Report, as a bare number, how many lines contain the string "Дякую".
****************
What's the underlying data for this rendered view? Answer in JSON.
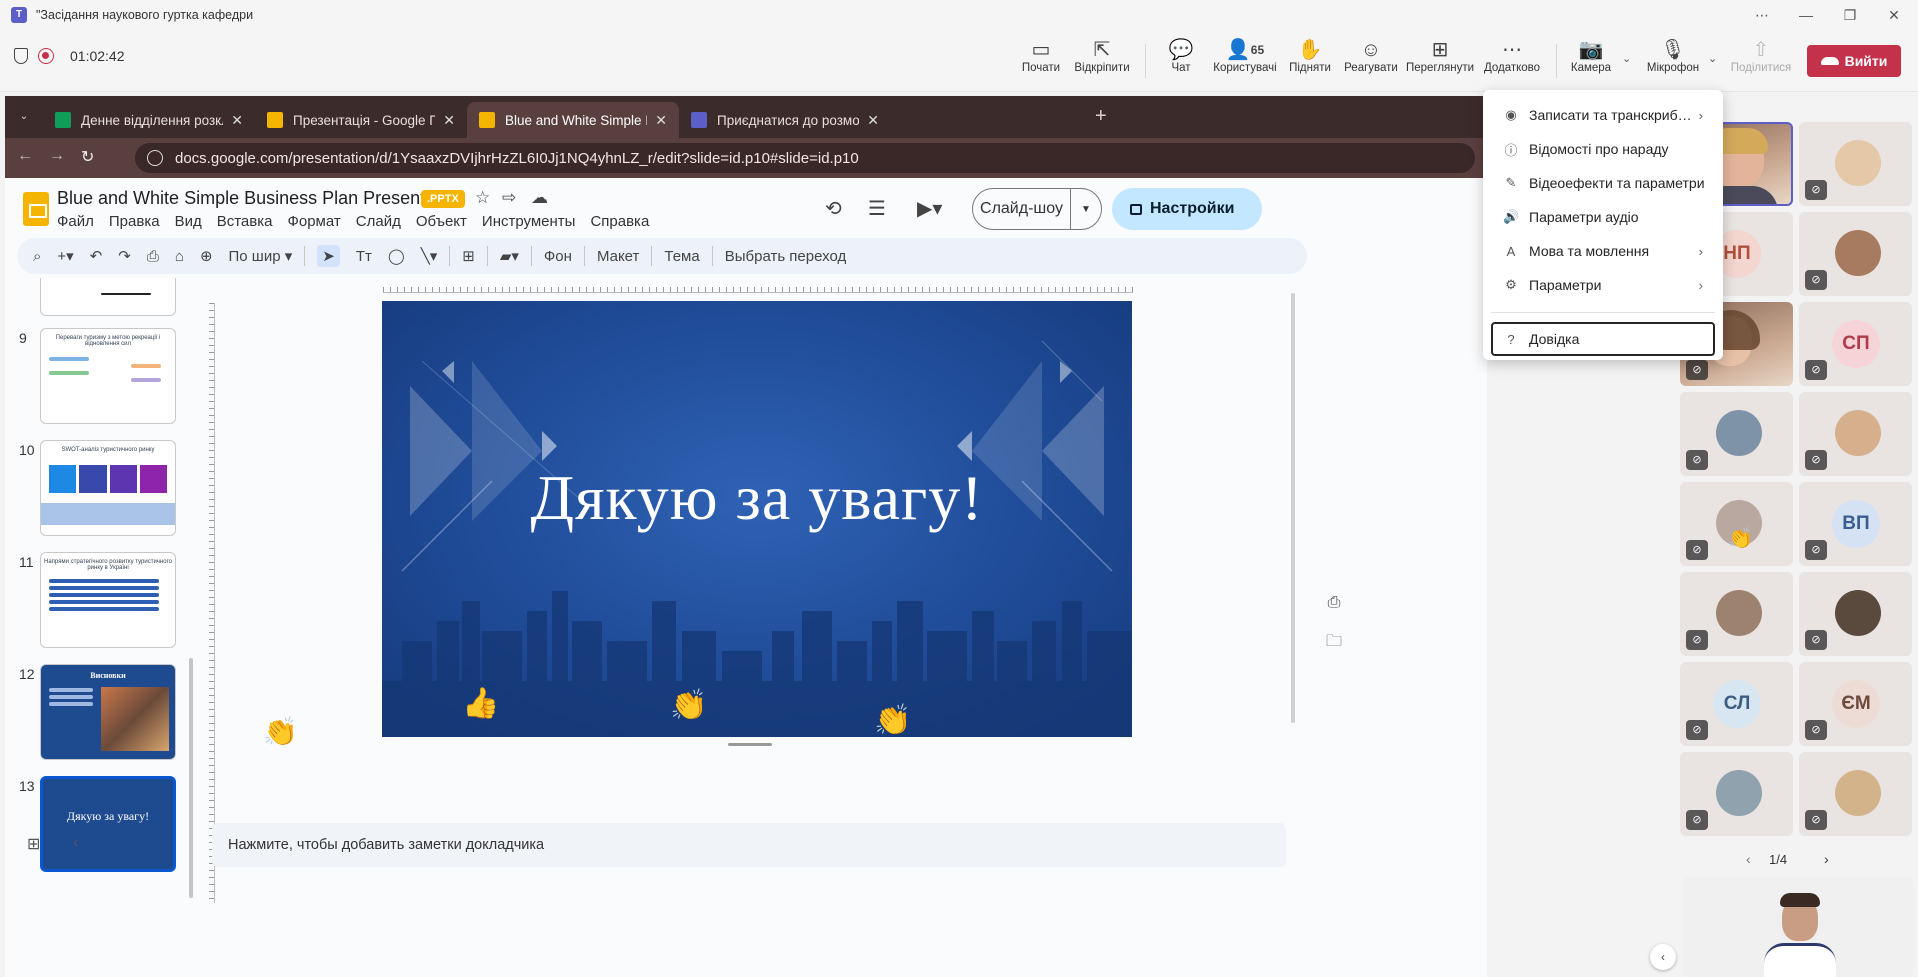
{
  "window": {
    "title": "\"Засідання наукового гуртка кафедри",
    "app_icon": "teams-icon"
  },
  "meeting": {
    "timer": "01:02:42",
    "tools": [
      {
        "key": "start",
        "label": "Почати",
        "icon": "▭"
      },
      {
        "key": "popout",
        "label": "Відкріпити",
        "icon": "⇱"
      },
      {
        "key": "chat",
        "label": "Чат",
        "icon": "💬"
      },
      {
        "key": "people",
        "label": "Користувачі",
        "icon": "👤",
        "count": "65"
      },
      {
        "key": "raise",
        "label": "Підняти",
        "icon": "✋"
      },
      {
        "key": "react",
        "label": "Реагувати",
        "icon": "☺"
      },
      {
        "key": "view",
        "label": "Переглянути",
        "icon": "⊞"
      },
      {
        "key": "more",
        "label": "Додатково",
        "icon": "⋯"
      },
      {
        "key": "camera",
        "label": "Камера",
        "icon": "📷"
      },
      {
        "key": "mic",
        "label": "Мікрофон",
        "icon": "🎙"
      },
      {
        "key": "share",
        "label": "Поділитися",
        "icon": "⇧"
      }
    ],
    "leave_label": "Вийти"
  },
  "more_menu": {
    "items": [
      {
        "label": "Записати та транскриб…",
        "icon": "◉",
        "submenu": true
      },
      {
        "label": "Відомості про нараду",
        "icon": "ⓘ",
        "submenu": false
      },
      {
        "label": "Відеоефекти та параметри",
        "icon": "✎",
        "submenu": false
      },
      {
        "label": "Параметри аудіо",
        "icon": "🔊",
        "submenu": false
      },
      {
        "label": "Мова та мовлення",
        "icon": "A",
        "submenu": true
      },
      {
        "label": "Параметри",
        "icon": "⚙",
        "submenu": true
      },
      {
        "label": "Довідка",
        "icon": "?",
        "submenu": false
      }
    ]
  },
  "browser": {
    "tabs": [
      {
        "label": "Денне відділення розклад зан",
        "favicon_color": "#0f9d58"
      },
      {
        "label": "Презентація - Google Презент",
        "favicon_color": "#f4b400"
      },
      {
        "label": "Blue and White Simple Business",
        "favicon_color": "#f4b400"
      },
      {
        "label": "Приєднатися до розмови",
        "favicon_color": "#5b5fc7"
      }
    ],
    "url": "docs.google.com/presentation/d/1YsaaxzDVIjhrHzZL6I0Jj1NQ4yhnLZ_r/edit?slide=id.p10#slide=id.p10"
  },
  "slides": {
    "doc_title": "Blue and White Simple Business Plan Presentation",
    "badge": ".PPTX",
    "menus": [
      "Файл",
      "Правка",
      "Вид",
      "Вставка",
      "Формат",
      "Слайд",
      "Объект",
      "Инструменты",
      "Справка"
    ],
    "slideshow_label": "Слайд-шоу",
    "share_label": "Настройки",
    "zoom_label": "По шир",
    "toolbar_text": {
      "background": "Фон",
      "layout": "Макет",
      "theme": "Тема",
      "transition": "Выбрать переход"
    },
    "thumbnails": [
      {
        "num": "9",
        "title": "Переваги туризму з метою рекреації і відновлення сил"
      },
      {
        "num": "10",
        "title": "SWOT-аналіз туристичного ринку"
      },
      {
        "num": "11",
        "title": "Напрями стратегічного розвитку туристичного ринку в Україні"
      },
      {
        "num": "12",
        "title": "Висновки"
      },
      {
        "num": "13",
        "title": "Дякую за увагу!"
      }
    ],
    "current_slide_text": "Дякую за увагу!",
    "notes_placeholder": "Нажмите, чтобы добавить заметки докладчика"
  },
  "gallery": {
    "tiles": [
      {
        "type": "video",
        "speaker": true
      },
      {
        "type": "photo",
        "muted": true,
        "photo_color": "#e4c8a8"
      },
      {
        "type": "initials",
        "initials": "НП",
        "bg": "#f3d6cf",
        "fg": "#b0503d",
        "muted": true
      },
      {
        "type": "photo",
        "muted": true,
        "photo_color": "#a77b60"
      },
      {
        "type": "video",
        "muted": true
      },
      {
        "type": "initials",
        "initials": "СП",
        "bg": "#f6d3d6",
        "fg": "#b03b4a",
        "muted": true
      },
      {
        "type": "photo",
        "muted": true,
        "photo_color": "#7f93a8"
      },
      {
        "type": "photo",
        "muted": true,
        "photo_color": "#d6b08c"
      },
      {
        "type": "photo",
        "muted": true,
        "photo_color": "#b9a8a0"
      },
      {
        "type": "initials",
        "initials": "ВП",
        "bg": "#d5e2f3",
        "fg": "#3a5d8f",
        "muted": true
      },
      {
        "type": "photo",
        "muted": true,
        "photo_color": "#9e8270"
      },
      {
        "type": "photo",
        "muted": true,
        "photo_color": "#5a4a3e"
      },
      {
        "type": "initials",
        "initials": "СЛ",
        "bg": "#d8e6f2",
        "fg": "#3b5e82",
        "muted": true
      },
      {
        "type": "initials",
        "initials": "ЄМ",
        "bg": "#ecdcd5",
        "fg": "#6e4a3e",
        "muted": true
      },
      {
        "type": "photo",
        "muted": true,
        "photo_color": "#8fa2ad"
      },
      {
        "type": "photo",
        "muted": true,
        "photo_color": "#d3b48a"
      }
    ],
    "pager": "1/4"
  },
  "colors": {
    "leave_red": "#c4314b",
    "teams_purple": "#5b5fc7",
    "slide_blue": "#1f4b97"
  }
}
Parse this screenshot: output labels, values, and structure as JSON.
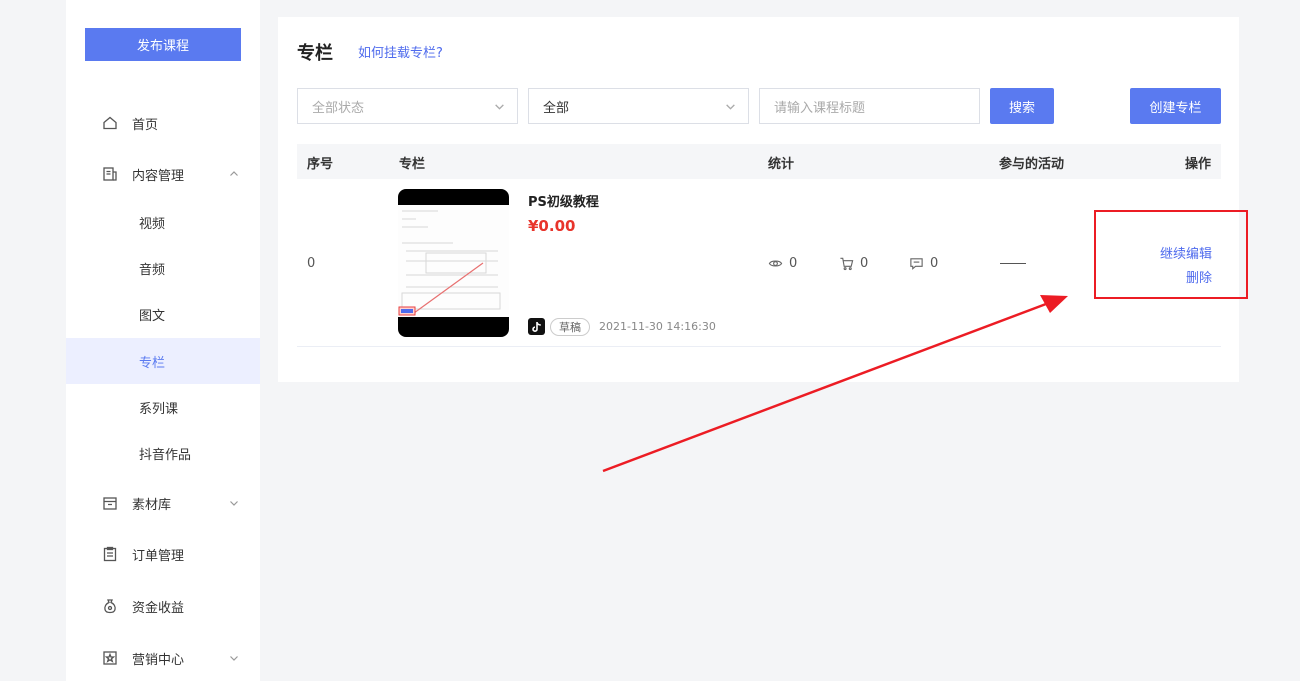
****************
→ **WRITTEN ANSWER**: 2